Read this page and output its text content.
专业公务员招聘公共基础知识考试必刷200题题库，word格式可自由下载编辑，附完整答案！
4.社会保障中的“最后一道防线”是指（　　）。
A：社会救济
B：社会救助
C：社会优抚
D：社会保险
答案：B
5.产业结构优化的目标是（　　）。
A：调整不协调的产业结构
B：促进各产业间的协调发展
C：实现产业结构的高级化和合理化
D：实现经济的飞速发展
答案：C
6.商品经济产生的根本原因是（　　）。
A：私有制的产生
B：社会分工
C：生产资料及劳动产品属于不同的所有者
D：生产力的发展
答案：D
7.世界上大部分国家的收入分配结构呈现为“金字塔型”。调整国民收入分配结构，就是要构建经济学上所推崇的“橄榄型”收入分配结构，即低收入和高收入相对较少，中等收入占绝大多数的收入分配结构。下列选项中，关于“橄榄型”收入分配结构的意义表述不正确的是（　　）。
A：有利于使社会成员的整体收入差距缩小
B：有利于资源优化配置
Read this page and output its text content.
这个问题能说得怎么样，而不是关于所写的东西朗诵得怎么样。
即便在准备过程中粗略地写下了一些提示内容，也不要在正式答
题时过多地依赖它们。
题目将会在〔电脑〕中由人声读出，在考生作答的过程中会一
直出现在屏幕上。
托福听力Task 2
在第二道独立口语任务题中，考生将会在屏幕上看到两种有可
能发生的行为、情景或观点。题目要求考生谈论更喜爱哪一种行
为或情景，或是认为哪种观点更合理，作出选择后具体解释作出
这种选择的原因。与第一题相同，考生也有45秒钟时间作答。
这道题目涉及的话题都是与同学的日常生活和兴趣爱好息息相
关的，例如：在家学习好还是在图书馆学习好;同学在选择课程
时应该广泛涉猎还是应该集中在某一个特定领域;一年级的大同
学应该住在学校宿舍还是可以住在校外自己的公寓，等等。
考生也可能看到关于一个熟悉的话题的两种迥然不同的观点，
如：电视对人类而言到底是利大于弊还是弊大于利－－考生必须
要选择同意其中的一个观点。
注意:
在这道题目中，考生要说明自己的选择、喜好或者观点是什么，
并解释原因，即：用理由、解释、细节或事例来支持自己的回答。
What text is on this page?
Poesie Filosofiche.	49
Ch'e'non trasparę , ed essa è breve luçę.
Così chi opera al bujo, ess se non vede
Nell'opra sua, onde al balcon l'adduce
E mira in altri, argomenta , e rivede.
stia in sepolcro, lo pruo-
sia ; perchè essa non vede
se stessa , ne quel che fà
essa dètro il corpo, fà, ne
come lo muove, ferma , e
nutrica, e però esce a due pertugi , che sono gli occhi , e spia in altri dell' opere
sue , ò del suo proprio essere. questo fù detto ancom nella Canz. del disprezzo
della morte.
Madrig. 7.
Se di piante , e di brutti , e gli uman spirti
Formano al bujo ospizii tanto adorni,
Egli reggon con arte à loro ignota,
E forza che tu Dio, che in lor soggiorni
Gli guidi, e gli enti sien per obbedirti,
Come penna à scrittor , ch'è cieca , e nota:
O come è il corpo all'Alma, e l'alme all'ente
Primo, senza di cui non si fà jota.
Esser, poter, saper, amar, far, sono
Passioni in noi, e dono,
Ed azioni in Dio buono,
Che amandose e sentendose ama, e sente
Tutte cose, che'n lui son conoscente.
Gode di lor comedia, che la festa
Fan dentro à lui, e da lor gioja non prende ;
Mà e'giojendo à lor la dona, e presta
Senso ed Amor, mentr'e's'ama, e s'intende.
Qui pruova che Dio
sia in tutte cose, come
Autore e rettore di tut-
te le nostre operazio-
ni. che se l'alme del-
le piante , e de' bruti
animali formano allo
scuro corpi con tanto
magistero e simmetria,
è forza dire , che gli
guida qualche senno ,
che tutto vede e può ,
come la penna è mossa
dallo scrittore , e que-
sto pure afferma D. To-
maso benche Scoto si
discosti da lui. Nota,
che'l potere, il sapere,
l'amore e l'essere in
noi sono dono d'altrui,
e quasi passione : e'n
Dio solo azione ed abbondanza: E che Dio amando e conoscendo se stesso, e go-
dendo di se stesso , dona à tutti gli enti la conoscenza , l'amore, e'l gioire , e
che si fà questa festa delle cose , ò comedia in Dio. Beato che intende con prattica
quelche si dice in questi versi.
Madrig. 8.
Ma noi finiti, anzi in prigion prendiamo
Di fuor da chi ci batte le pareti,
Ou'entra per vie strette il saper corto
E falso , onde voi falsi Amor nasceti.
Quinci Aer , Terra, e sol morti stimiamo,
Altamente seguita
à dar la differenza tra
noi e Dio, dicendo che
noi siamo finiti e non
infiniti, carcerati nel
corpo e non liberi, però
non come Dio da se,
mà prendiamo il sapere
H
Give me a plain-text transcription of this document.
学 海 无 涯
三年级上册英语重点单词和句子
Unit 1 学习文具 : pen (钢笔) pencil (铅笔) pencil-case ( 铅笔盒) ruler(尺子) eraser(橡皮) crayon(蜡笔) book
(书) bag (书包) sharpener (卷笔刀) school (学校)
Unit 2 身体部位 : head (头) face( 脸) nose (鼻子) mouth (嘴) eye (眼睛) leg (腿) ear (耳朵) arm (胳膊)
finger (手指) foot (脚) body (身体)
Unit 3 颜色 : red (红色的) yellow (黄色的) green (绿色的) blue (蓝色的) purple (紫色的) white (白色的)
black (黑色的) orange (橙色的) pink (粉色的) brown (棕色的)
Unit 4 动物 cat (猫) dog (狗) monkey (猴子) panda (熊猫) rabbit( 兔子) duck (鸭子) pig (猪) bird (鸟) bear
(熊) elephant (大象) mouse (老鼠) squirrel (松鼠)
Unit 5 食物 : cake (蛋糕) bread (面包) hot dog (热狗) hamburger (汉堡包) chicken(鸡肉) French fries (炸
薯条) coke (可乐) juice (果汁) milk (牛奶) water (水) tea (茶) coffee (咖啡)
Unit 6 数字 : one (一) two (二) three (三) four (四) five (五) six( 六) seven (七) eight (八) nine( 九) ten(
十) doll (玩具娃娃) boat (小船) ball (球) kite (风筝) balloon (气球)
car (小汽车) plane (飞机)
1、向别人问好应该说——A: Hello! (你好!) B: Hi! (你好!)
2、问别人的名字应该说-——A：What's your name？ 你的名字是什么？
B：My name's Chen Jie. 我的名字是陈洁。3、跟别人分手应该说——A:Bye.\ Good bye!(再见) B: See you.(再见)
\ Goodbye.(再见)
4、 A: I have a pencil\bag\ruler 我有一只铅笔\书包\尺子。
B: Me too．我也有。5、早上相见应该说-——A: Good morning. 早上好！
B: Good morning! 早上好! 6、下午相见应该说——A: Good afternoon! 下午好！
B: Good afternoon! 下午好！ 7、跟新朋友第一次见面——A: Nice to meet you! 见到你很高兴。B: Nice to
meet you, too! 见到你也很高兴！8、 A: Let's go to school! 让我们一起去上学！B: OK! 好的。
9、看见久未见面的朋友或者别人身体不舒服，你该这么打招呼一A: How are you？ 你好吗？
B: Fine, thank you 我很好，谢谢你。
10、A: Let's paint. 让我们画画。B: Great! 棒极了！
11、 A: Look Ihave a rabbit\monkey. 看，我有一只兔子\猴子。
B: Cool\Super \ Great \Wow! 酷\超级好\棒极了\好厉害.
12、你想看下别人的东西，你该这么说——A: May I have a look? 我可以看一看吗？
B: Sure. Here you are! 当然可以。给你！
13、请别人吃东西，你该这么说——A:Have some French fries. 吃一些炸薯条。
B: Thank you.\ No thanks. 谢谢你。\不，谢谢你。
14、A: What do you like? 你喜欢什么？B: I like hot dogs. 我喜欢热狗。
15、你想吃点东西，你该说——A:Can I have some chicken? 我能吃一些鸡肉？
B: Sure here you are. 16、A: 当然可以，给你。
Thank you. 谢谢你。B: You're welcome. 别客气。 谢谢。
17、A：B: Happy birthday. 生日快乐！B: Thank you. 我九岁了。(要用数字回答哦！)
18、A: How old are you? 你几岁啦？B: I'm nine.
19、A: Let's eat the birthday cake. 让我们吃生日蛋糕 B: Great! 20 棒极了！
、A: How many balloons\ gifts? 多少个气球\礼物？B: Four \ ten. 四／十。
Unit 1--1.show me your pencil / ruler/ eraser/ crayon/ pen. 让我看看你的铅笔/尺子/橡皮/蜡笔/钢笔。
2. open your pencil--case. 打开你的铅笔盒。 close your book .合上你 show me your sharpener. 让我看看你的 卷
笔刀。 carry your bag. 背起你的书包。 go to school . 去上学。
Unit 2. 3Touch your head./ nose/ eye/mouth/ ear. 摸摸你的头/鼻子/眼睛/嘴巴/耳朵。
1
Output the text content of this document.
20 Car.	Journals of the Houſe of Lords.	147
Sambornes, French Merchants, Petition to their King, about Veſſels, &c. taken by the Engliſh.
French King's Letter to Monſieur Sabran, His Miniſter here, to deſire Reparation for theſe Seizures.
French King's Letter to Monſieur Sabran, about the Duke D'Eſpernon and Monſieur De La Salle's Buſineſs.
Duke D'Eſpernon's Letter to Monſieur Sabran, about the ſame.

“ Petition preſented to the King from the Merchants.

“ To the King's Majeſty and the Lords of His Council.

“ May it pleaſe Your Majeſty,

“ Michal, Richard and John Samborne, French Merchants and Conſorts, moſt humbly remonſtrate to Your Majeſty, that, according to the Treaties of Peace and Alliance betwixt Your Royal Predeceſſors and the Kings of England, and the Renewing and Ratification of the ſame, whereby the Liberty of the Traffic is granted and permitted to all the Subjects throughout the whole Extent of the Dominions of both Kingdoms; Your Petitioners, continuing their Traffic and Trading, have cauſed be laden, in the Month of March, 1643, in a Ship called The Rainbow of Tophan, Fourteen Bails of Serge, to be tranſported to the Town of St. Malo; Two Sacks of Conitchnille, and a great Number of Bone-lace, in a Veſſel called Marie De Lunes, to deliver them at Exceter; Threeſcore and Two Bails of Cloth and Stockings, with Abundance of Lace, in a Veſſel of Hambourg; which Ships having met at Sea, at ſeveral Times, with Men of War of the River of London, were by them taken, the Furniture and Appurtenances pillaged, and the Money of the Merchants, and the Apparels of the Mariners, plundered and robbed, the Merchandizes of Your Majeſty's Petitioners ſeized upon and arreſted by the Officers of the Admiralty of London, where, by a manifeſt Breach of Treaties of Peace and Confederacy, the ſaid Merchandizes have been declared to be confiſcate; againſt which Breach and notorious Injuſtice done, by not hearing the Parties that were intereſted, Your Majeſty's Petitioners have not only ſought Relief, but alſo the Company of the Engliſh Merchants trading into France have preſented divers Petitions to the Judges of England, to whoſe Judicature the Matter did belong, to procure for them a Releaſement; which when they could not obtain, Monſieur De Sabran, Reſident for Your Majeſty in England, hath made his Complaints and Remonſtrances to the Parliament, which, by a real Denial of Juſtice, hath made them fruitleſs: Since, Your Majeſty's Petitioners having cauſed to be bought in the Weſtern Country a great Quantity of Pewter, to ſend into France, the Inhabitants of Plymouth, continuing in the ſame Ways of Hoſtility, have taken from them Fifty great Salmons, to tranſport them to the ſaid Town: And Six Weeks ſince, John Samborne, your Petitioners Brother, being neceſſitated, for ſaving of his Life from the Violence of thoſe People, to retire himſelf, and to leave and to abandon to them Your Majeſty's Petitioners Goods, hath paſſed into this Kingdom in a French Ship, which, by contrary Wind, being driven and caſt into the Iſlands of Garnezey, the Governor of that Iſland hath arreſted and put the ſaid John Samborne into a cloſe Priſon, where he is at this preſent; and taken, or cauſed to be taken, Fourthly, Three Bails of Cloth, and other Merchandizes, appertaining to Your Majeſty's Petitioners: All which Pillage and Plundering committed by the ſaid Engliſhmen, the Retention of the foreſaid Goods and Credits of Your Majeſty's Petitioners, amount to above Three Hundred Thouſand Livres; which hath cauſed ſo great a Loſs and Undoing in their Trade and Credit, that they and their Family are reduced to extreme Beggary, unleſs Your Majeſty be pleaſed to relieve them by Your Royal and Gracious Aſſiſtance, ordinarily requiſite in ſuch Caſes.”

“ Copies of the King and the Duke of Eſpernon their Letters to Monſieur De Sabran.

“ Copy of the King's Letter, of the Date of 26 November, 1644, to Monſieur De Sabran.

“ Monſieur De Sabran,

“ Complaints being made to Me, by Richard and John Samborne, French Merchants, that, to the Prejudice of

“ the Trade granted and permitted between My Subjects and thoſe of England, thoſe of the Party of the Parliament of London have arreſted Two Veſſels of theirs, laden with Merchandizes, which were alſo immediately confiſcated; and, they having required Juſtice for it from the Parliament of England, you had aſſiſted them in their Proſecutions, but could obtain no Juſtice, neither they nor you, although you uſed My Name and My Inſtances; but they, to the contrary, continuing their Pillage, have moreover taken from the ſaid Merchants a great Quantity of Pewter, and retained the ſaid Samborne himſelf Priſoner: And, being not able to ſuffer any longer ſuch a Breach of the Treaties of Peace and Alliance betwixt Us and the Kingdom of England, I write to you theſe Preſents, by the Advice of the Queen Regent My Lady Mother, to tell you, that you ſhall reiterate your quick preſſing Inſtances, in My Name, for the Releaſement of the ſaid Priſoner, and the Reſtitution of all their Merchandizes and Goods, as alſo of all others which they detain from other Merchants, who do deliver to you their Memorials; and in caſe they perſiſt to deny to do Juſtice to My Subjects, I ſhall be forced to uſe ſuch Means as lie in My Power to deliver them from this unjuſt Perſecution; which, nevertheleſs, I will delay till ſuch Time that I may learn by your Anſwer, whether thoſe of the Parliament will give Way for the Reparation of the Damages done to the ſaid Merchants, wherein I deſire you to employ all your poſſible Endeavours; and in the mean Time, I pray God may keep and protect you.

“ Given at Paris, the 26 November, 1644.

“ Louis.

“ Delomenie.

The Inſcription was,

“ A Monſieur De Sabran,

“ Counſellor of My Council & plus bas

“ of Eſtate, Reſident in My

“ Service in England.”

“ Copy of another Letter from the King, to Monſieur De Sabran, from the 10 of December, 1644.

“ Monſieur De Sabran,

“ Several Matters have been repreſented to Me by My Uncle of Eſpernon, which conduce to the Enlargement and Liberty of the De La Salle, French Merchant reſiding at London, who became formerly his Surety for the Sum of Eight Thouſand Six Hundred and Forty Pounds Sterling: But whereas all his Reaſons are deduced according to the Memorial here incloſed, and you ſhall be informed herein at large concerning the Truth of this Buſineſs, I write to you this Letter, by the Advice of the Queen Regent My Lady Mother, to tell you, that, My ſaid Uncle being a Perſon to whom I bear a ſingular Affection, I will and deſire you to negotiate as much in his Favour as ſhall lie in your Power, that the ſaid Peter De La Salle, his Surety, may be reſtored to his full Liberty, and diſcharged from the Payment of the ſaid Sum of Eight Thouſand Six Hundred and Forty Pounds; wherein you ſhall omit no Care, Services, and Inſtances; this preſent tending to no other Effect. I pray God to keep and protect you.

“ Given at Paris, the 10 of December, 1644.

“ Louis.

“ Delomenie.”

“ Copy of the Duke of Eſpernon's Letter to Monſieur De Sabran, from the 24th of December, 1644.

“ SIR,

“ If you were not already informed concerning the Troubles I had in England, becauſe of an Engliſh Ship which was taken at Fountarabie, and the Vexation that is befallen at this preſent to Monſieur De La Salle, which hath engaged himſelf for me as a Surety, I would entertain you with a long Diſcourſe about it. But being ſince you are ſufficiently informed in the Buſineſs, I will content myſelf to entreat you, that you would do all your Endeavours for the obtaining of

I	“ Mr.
******
■ **Problem description**: Your answer should be a single number: how many lines of the material contain the word "fries".

■ **Solution below**: 2